╭─ Provided data

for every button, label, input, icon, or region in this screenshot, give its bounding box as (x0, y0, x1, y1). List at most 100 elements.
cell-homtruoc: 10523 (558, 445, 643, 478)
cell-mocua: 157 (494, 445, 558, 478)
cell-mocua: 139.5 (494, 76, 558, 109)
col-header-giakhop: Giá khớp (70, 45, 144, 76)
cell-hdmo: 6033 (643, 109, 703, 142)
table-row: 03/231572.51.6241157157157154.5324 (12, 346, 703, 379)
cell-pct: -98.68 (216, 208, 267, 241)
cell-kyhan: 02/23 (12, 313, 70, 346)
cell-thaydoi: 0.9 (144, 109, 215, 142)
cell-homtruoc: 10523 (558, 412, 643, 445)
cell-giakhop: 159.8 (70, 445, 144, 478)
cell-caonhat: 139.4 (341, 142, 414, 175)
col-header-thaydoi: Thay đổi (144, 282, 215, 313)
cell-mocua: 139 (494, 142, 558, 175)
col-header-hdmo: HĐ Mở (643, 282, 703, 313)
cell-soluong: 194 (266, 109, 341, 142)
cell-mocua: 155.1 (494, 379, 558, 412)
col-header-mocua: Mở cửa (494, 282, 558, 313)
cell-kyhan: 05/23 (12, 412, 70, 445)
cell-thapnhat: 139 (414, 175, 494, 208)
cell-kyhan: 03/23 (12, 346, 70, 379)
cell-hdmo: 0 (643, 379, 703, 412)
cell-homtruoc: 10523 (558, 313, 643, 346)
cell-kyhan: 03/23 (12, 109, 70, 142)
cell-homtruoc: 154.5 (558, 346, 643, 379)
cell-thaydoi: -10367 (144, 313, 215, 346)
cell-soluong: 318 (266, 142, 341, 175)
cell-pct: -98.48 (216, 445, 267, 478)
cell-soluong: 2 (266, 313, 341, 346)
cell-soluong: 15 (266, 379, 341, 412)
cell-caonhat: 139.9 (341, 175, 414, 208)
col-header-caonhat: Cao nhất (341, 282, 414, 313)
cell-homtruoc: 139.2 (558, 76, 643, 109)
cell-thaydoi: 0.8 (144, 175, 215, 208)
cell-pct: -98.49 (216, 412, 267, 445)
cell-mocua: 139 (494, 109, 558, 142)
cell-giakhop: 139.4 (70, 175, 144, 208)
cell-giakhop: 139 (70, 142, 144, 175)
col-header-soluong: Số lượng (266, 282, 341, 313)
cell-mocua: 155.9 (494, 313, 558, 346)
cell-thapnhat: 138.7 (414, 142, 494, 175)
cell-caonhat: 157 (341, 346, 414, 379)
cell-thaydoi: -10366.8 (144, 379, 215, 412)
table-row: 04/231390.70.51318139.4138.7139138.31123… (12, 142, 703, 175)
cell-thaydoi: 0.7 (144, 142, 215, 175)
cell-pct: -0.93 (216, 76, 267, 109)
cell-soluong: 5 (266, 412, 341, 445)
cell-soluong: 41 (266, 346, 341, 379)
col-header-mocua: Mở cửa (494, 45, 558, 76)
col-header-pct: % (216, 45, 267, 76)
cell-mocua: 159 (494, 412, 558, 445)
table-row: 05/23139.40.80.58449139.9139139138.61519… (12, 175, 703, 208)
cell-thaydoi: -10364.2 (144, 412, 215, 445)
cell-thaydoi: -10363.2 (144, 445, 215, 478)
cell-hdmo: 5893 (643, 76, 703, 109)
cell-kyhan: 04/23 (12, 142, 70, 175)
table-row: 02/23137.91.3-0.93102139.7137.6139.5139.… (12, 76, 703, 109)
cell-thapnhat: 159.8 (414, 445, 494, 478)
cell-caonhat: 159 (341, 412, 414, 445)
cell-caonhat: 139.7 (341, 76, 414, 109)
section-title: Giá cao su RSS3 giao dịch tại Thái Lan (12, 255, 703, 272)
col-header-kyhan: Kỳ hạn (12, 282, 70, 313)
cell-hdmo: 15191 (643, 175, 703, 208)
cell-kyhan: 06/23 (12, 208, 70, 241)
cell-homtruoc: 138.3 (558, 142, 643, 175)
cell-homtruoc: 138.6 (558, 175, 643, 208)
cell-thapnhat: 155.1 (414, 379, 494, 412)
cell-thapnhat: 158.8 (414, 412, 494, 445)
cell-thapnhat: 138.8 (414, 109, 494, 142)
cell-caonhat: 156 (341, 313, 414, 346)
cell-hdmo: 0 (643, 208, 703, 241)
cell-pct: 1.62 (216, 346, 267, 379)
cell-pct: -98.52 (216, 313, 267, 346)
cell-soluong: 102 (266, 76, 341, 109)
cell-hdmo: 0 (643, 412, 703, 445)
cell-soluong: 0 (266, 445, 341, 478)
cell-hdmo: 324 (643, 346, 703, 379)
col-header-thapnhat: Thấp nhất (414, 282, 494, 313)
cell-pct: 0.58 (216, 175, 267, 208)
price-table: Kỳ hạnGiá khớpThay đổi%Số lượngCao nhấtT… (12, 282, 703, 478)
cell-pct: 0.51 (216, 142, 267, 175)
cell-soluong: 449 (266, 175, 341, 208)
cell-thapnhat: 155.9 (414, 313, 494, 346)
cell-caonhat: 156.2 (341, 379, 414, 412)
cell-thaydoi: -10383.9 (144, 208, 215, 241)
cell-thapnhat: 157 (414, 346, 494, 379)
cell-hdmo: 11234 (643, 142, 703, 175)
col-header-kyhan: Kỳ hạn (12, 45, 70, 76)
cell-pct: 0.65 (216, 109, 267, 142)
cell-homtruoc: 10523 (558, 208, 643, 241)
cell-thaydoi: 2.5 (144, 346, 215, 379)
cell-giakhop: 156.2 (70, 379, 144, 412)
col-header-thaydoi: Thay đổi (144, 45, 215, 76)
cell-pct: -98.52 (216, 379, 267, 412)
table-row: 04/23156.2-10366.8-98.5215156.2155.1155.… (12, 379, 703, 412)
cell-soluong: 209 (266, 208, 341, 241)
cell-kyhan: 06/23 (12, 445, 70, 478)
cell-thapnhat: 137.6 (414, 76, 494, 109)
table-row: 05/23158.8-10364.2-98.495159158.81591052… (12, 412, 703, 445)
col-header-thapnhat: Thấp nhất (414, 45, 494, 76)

╰─

## Goal
Copy every one of the rows above, character for character, with nothing changed.

## Response to this task
for every button, label, input, icon, or region in this screenshot, give its bounding box as (x0, y0, x1, y1). List at most 100 elements.
cell-homtruoc: 10523 (558, 445, 643, 478)
cell-mocua: 157 (494, 445, 558, 478)
cell-mocua: 139.5 (494, 76, 558, 109)
col-header-giakhop: Giá khớp (70, 45, 144, 76)
cell-hdmo: 6033 (643, 109, 703, 142)
table-row: 03/231572.51.6241157157157154.5324 (12, 346, 703, 379)
cell-pct: -98.68 (216, 208, 267, 241)
cell-kyhan: 02/23 (12, 313, 70, 346)
cell-thaydoi: 0.9 (144, 109, 215, 142)
cell-homtruoc: 10523 (558, 412, 643, 445)
cell-giakhop: 159.8 (70, 445, 144, 478)
cell-caonhat: 139.4 (341, 142, 414, 175)
col-header-thaydoi: Thay đổi (144, 282, 215, 313)
cell-mocua: 139 (494, 142, 558, 175)
col-header-hdmo: HĐ Mở (643, 282, 703, 313)
cell-soluong: 194 (266, 109, 341, 142)
cell-mocua: 155.1 (494, 379, 558, 412)
col-header-mocua: Mở cửa (494, 282, 558, 313)
cell-kyhan: 05/23 (12, 412, 70, 445)
cell-thapnhat: 139 (414, 175, 494, 208)
cell-kyhan: 03/23 (12, 346, 70, 379)
cell-hdmo: 0 (643, 379, 703, 412)
cell-homtruoc: 10523 (558, 313, 643, 346)
cell-kyhan: 03/23 (12, 109, 70, 142)
cell-homtruoc: 154.5 (558, 346, 643, 379)
cell-thaydoi: -10367 (144, 313, 215, 346)
cell-soluong: 318 (266, 142, 341, 175)
cell-pct: -98.48 (216, 445, 267, 478)
cell-soluong: 2 (266, 313, 341, 346)
cell-soluong: 15 (266, 379, 341, 412)
cell-caonhat: 139.9 (341, 175, 414, 208)
col-header-caonhat: Cao nhất (341, 282, 414, 313)
cell-homtruoc: 139.2 (558, 76, 643, 109)
cell-thaydoi: 0.8 (144, 175, 215, 208)
cell-pct: -98.49 (216, 412, 267, 445)
cell-mocua: 139 (494, 109, 558, 142)
cell-giakhop: 139.4 (70, 175, 144, 208)
cell-giakhop: 139 (70, 142, 144, 175)
col-header-soluong: Số lượng (266, 282, 341, 313)
cell-mocua: 155.9 (494, 313, 558, 346)
cell-thapnhat: 138.7 (414, 142, 494, 175)
cell-caonhat: 157 (341, 346, 414, 379)
cell-thaydoi: -10366.8 (144, 379, 215, 412)
table-row: 04/231390.70.51318139.4138.7139138.31123… (12, 142, 703, 175)
cell-thaydoi: 0.7 (144, 142, 215, 175)
cell-pct: -0.93 (216, 76, 267, 109)
cell-soluong: 5 (266, 412, 341, 445)
cell-soluong: 41 (266, 346, 341, 379)
col-header-mocua: Mở cửa (494, 45, 558, 76)
col-header-pct: % (216, 45, 267, 76)
cell-mocua: 159 (494, 412, 558, 445)
table-row: 05/23139.40.80.58449139.9139139138.61519… (12, 175, 703, 208)
cell-thaydoi: -10364.2 (144, 412, 215, 445)
cell-thaydoi: -10363.2 (144, 445, 215, 478)
cell-hdmo: 5893 (643, 76, 703, 109)
cell-kyhan: 04/23 (12, 142, 70, 175)
table-row: 02/23137.91.3-0.93102139.7137.6139.5139.… (12, 76, 703, 109)
cell-thapnhat: 159.8 (414, 445, 494, 478)
cell-caonhat: 159 (341, 412, 414, 445)
cell-caonhat: 139.7 (341, 76, 414, 109)
section-title: Giá cao su RSS3 giao dịch tại Thái Lan (12, 255, 703, 272)
col-header-kyhan: Kỳ hạn (12, 282, 70, 313)
cell-hdmo: 15191 (643, 175, 703, 208)
cell-kyhan: 06/23 (12, 208, 70, 241)
cell-homtruoc: 138.3 (558, 142, 643, 175)
cell-homtruoc: 138.6 (558, 175, 643, 208)
cell-thapnhat: 155.1 (414, 379, 494, 412)
cell-thapnhat: 158.8 (414, 412, 494, 445)
cell-thapnhat: 138.8 (414, 109, 494, 142)
cell-caonhat: 156 (341, 313, 414, 346)
cell-hdmo: 0 (643, 208, 703, 241)
cell-pct: 1.62 (216, 346, 267, 379)
cell-pct: -98.52 (216, 313, 267, 346)
cell-soluong: 102 (266, 76, 341, 109)
cell-hdmo: 0 (643, 412, 703, 445)
cell-soluong: 0 (266, 445, 341, 478)
cell-hdmo: 324 (643, 346, 703, 379)
col-header-thapnhat: Thấp nhất (414, 282, 494, 313)
cell-pct: 0.58 (216, 175, 267, 208)
price-table: Kỳ hạnGiá khớpThay đổi%Số lượngCao nhấtT… (12, 282, 703, 478)
cell-pct: 0.51 (216, 142, 267, 175)
cell-soluong: 449 (266, 175, 341, 208)
cell-thapnhat: 155.9 (414, 313, 494, 346)
cell-caonhat: 156.2 (341, 379, 414, 412)
cell-thaydoi: -10383.9 (144, 208, 215, 241)
cell-thapnhat: 157 (414, 346, 494, 379)
cell-hdmo: 11234 (643, 142, 703, 175)
col-header-kyhan: Kỳ hạn (12, 45, 70, 76)
cell-pct: 0.65 (216, 109, 267, 142)
cell-homtruoc: 10523 (558, 208, 643, 241)
cell-thaydoi: 2.5 (144, 346, 215, 379)
cell-giakhop: 156.2 (70, 379, 144, 412)
col-header-thaydoi: Thay đổi (144, 45, 215, 76)
cell-pct: -98.52 (216, 379, 267, 412)
table-row: 04/23156.2-10366.8-98.5215156.2155.1155.… (12, 379, 703, 412)
cell-soluong: 209 (266, 208, 341, 241)
cell-kyhan: 06/23 (12, 445, 70, 478)
cell-thapnhat: 137.6 (414, 76, 494, 109)
table-row: 05/23158.8-10364.2-98.495159158.81591052… (12, 412, 703, 445)
col-header-thapnhat: Thấp nhất (414, 45, 494, 76)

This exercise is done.